§ **EXERCISE DATA**
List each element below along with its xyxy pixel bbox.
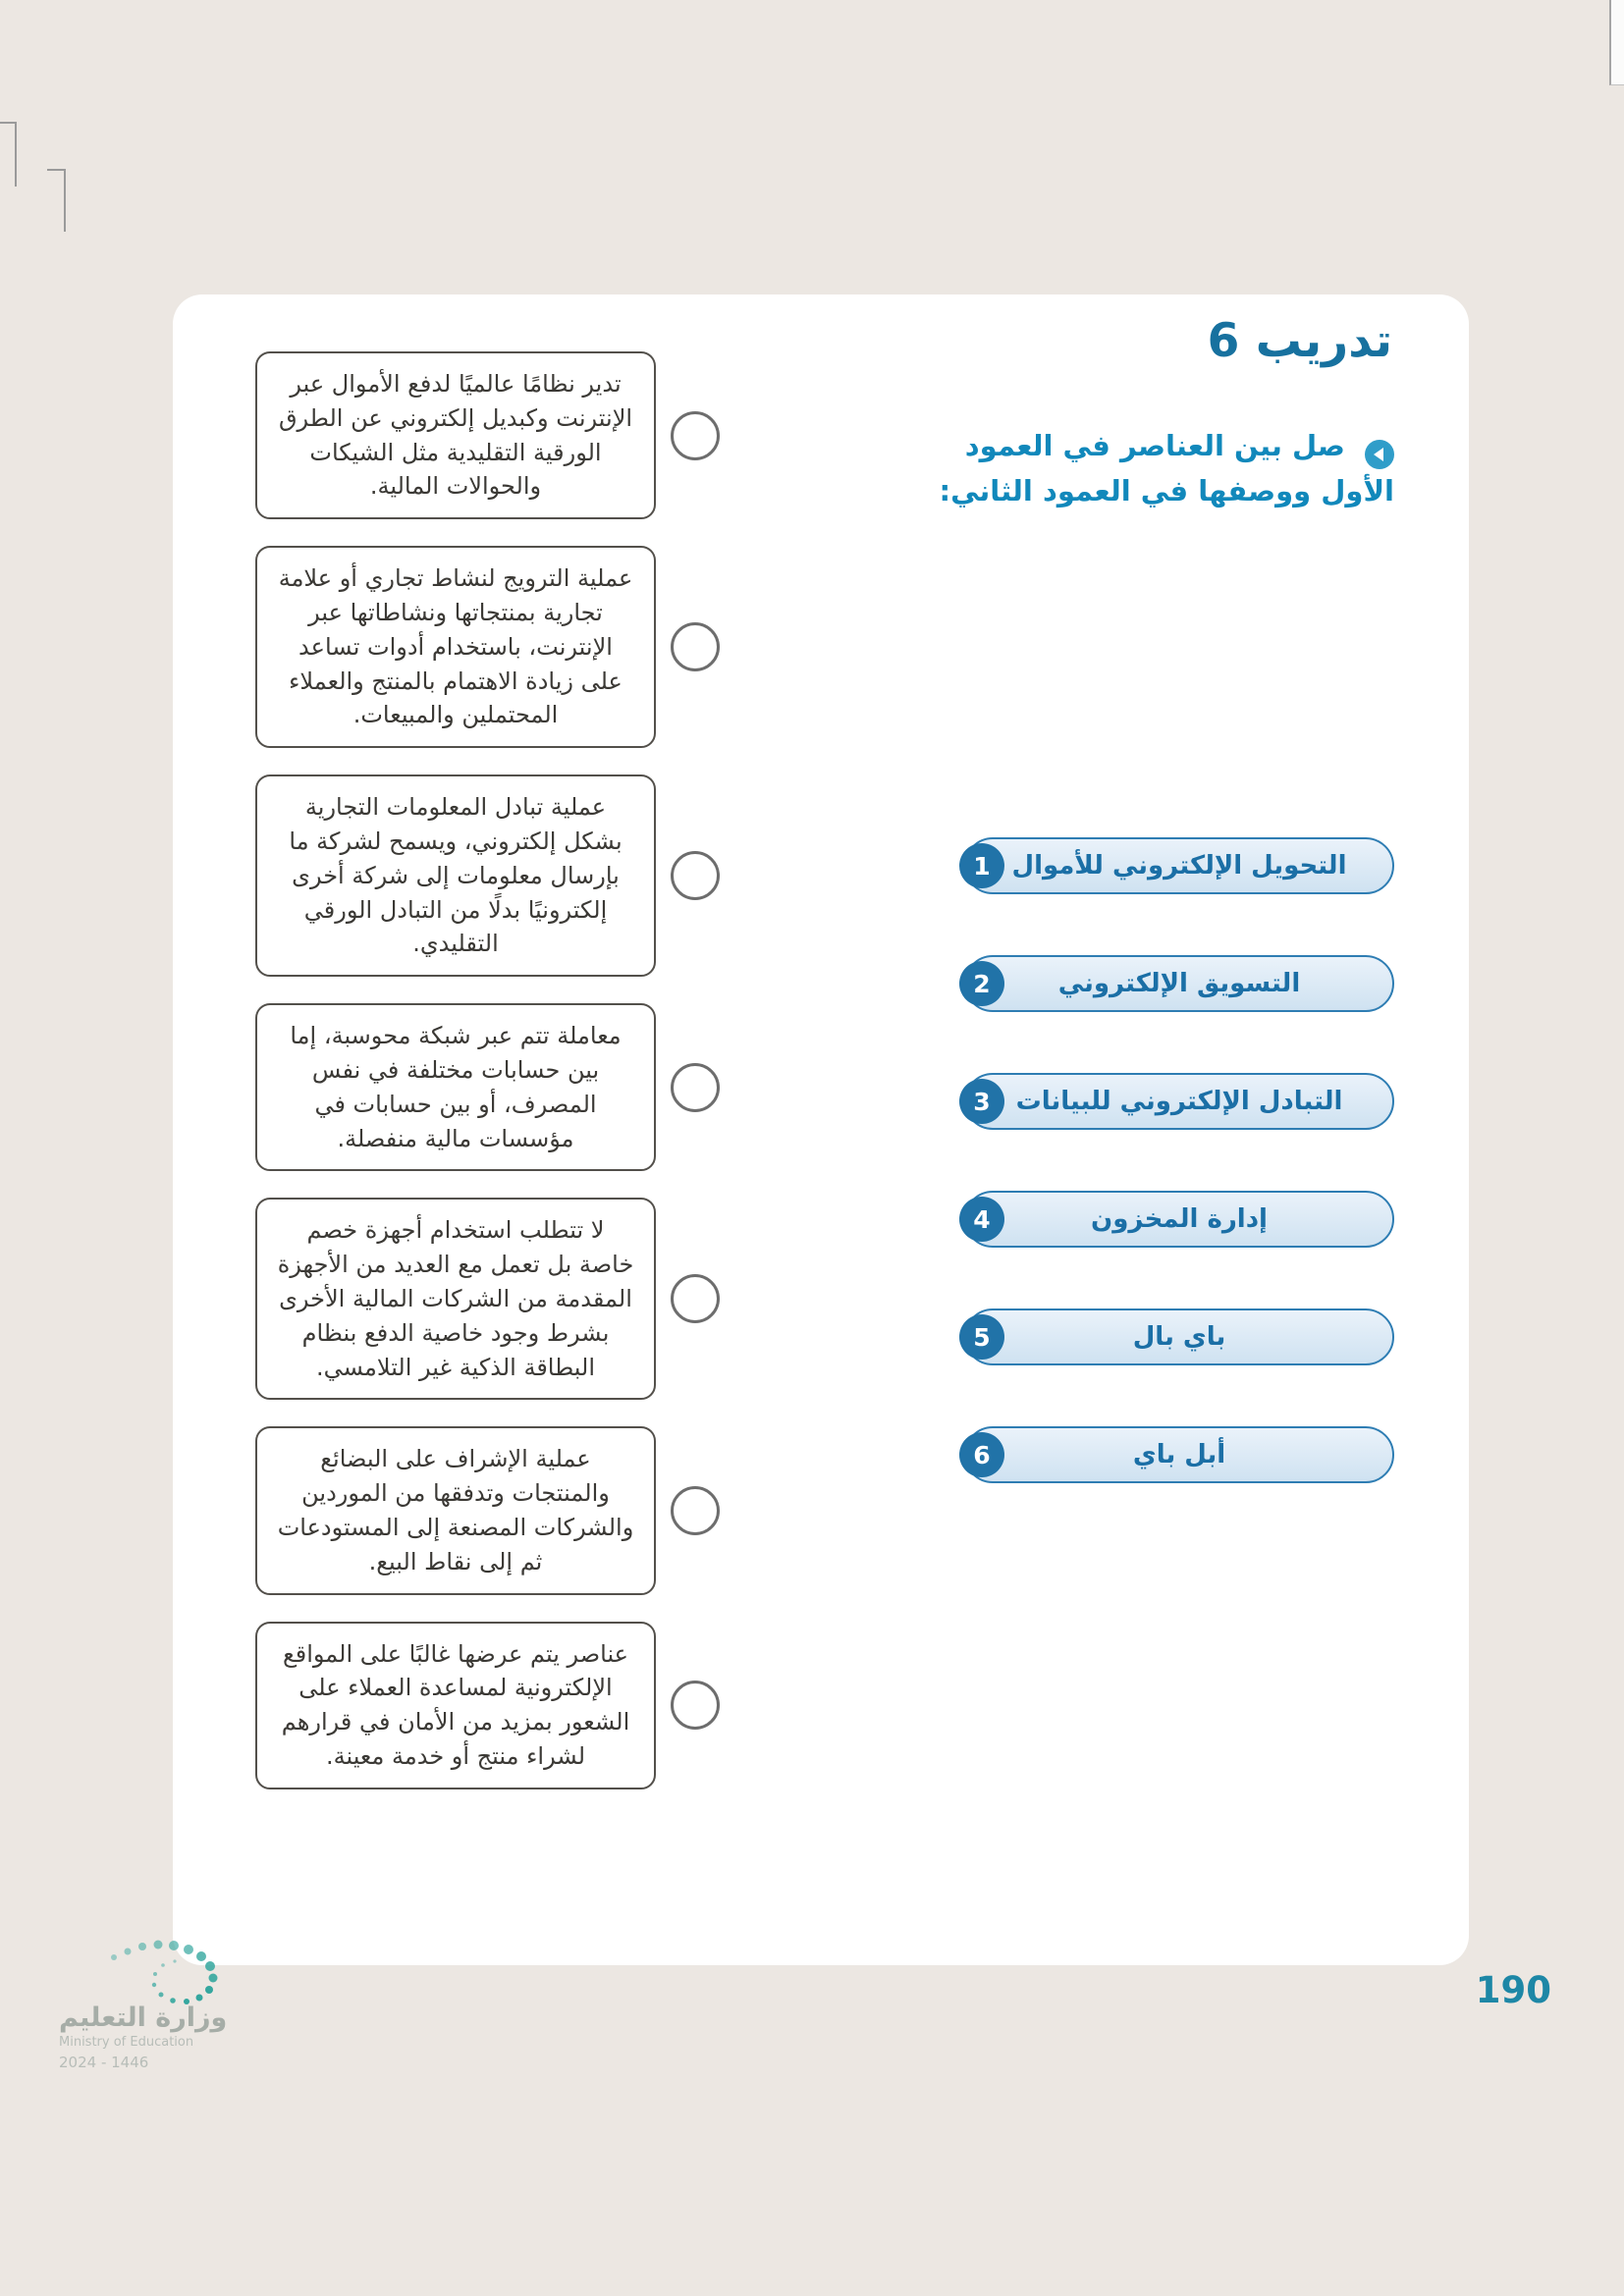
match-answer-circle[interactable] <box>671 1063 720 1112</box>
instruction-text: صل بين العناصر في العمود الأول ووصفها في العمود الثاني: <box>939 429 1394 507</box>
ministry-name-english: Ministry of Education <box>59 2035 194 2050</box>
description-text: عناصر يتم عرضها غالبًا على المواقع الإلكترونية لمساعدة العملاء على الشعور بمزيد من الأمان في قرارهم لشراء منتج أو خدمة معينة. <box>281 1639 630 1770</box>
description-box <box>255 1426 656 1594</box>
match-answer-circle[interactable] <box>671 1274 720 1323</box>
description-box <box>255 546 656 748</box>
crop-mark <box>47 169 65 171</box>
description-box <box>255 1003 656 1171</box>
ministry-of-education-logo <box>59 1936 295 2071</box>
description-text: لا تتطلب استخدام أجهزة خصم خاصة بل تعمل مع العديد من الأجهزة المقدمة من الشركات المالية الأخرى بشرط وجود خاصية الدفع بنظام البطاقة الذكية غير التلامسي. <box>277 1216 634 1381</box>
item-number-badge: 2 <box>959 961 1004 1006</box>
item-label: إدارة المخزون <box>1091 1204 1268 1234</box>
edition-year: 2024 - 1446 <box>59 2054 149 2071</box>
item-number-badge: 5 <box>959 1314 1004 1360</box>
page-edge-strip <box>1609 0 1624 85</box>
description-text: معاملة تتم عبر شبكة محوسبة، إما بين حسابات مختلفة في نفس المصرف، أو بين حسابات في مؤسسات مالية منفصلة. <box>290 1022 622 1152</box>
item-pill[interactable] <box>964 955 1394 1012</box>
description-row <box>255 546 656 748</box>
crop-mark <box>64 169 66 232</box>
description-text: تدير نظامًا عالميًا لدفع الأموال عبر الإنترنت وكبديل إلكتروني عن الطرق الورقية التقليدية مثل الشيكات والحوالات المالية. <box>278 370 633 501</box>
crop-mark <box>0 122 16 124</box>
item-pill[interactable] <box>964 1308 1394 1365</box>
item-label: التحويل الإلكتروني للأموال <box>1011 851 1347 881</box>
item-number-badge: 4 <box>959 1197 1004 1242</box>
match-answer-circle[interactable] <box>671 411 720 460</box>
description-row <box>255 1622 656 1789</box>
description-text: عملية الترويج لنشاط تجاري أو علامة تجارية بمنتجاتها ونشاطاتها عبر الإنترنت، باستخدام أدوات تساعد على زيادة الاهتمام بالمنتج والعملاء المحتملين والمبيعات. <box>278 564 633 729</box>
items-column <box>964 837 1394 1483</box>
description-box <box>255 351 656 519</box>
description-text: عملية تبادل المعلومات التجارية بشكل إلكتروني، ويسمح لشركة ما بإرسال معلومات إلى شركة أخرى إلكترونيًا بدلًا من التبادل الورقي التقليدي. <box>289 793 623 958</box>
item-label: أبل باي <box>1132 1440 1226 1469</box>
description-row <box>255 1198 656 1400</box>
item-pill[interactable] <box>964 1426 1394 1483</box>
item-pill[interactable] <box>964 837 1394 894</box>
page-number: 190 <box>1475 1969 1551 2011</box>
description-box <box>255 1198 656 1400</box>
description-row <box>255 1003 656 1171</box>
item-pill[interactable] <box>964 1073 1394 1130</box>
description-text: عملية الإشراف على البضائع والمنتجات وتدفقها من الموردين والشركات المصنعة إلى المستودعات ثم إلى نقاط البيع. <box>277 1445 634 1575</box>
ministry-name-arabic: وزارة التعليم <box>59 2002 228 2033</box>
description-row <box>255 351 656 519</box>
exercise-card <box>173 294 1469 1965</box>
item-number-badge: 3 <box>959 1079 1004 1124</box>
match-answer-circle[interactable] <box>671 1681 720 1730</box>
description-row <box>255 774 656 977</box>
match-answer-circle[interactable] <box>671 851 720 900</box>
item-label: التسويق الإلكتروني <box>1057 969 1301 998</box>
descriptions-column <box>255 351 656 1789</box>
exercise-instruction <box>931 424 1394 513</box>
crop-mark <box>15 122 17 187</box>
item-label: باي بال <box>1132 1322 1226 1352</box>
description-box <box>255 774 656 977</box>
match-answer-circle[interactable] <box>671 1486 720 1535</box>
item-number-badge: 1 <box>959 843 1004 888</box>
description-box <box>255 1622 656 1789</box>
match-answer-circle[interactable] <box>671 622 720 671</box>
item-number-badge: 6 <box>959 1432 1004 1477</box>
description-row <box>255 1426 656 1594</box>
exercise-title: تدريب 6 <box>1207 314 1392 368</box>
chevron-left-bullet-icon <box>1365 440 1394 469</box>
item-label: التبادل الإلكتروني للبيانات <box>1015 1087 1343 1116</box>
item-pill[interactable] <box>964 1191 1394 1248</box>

§ **WHAT IS ASKED**
Reproduce every line of the records above word for word, leaving out the pictures.

§ **REPLY**
List each element below along with its xyxy pixel bbox.
match-answer-circle[interactable] <box>671 1063 720 1112</box>
instruction-text: صل بين العناصر في العمود الأول ووصفها في العمود الثاني: <box>939 429 1394 507</box>
ministry-name-english: Ministry of Education <box>59 2035 194 2050</box>
description-text: عناصر يتم عرضها غالبًا على المواقع الإلكترونية لمساعدة العملاء على الشعور بمزيد من الأمان في قرارهم لشراء منتج أو خدمة معينة. <box>281 1639 630 1770</box>
description-box <box>255 1426 656 1594</box>
match-answer-circle[interactable] <box>671 1274 720 1323</box>
description-box <box>255 546 656 748</box>
crop-mark <box>47 169 65 171</box>
description-box <box>255 1003 656 1171</box>
ministry-of-education-logo <box>59 1936 295 2071</box>
description-text: لا تتطلب استخدام أجهزة خصم خاصة بل تعمل مع العديد من الأجهزة المقدمة من الشركات المالية الأخرى بشرط وجود خاصية الدفع بنظام البطاقة الذكية غير التلامسي. <box>277 1216 634 1381</box>
item-number-badge: 2 <box>959 961 1004 1006</box>
item-label: إدارة المخزون <box>1091 1204 1268 1234</box>
edition-year: 2024 - 1446 <box>59 2054 149 2071</box>
item-number-badge: 5 <box>959 1314 1004 1360</box>
page-edge-strip <box>1609 0 1624 85</box>
description-text: معاملة تتم عبر شبكة محوسبة، إما بين حسابات مختلفة في نفس المصرف، أو بين حسابات في مؤسسات مالية منفصلة. <box>290 1022 622 1152</box>
item-pill[interactable] <box>964 955 1394 1012</box>
description-row <box>255 546 656 748</box>
crop-mark <box>64 169 66 232</box>
description-text: تدير نظامًا عالميًا لدفع الأموال عبر الإنترنت وكبديل إلكتروني عن الطرق الورقية التقليدية مثل الشيكات والحوالات المالية. <box>278 370 633 501</box>
crop-mark <box>0 122 16 124</box>
item-pill[interactable] <box>964 1308 1394 1365</box>
item-label: التحويل الإلكتروني للأموال <box>1011 851 1347 881</box>
item-number-badge: 4 <box>959 1197 1004 1242</box>
match-answer-circle[interactable] <box>671 411 720 460</box>
description-row <box>255 1622 656 1789</box>
description-text: عملية الترويج لنشاط تجاري أو علامة تجارية بمنتجاتها ونشاطاتها عبر الإنترنت، باستخدام أدوات تساعد على زيادة الاهتمام بالمنتج والعملاء المحتملين والمبيعات. <box>278 564 633 729</box>
items-column <box>964 837 1394 1483</box>
description-box <box>255 351 656 519</box>
description-text: عملية تبادل المعلومات التجارية بشكل إلكتروني، ويسمح لشركة ما بإرسال معلومات إلى شركة أخرى إلكترونيًا بدلًا من التبادل الورقي التقليدي. <box>289 793 623 958</box>
item-label: أبل باي <box>1132 1440 1226 1469</box>
description-row <box>255 1198 656 1400</box>
item-pill[interactable] <box>964 1426 1394 1483</box>
item-pill[interactable] <box>964 837 1394 894</box>
page-number: 190 <box>1475 1969 1551 2011</box>
description-box <box>255 1198 656 1400</box>
description-row <box>255 1003 656 1171</box>
item-pill[interactable] <box>964 1073 1394 1130</box>
description-text: عملية الإشراف على البضائع والمنتجات وتدفقها من الموردين والشركات المصنعة إلى المستودعات ثم إلى نقاط البيع. <box>277 1445 634 1575</box>
ministry-name-arabic: وزارة التعليم <box>59 2002 228 2033</box>
description-row <box>255 351 656 519</box>
exercise-card <box>173 294 1469 1965</box>
item-number-badge: 3 <box>959 1079 1004 1124</box>
match-answer-circle[interactable] <box>671 1681 720 1730</box>
description-row <box>255 774 656 977</box>
match-answer-circle[interactable] <box>671 851 720 900</box>
item-label: التسويق الإلكتروني <box>1057 969 1301 998</box>
descriptions-column <box>255 351 656 1789</box>
exercise-instruction <box>931 424 1394 513</box>
crop-mark <box>15 122 17 187</box>
item-label: باي بال <box>1132 1322 1226 1352</box>
description-box <box>255 774 656 977</box>
match-answer-circle[interactable] <box>671 1486 720 1535</box>
item-number-badge: 1 <box>959 843 1004 888</box>
description-box <box>255 1622 656 1789</box>
match-answer-circle[interactable] <box>671 622 720 671</box>
item-number-badge: 6 <box>959 1432 1004 1477</box>
description-row <box>255 1426 656 1594</box>
exercise-title: تدريب 6 <box>1207 314 1392 368</box>
chevron-left-bullet-icon <box>1365 440 1394 469</box>
item-label: التبادل الإلكتروني للبيانات <box>1015 1087 1343 1116</box>
item-pill[interactable] <box>964 1191 1394 1248</box>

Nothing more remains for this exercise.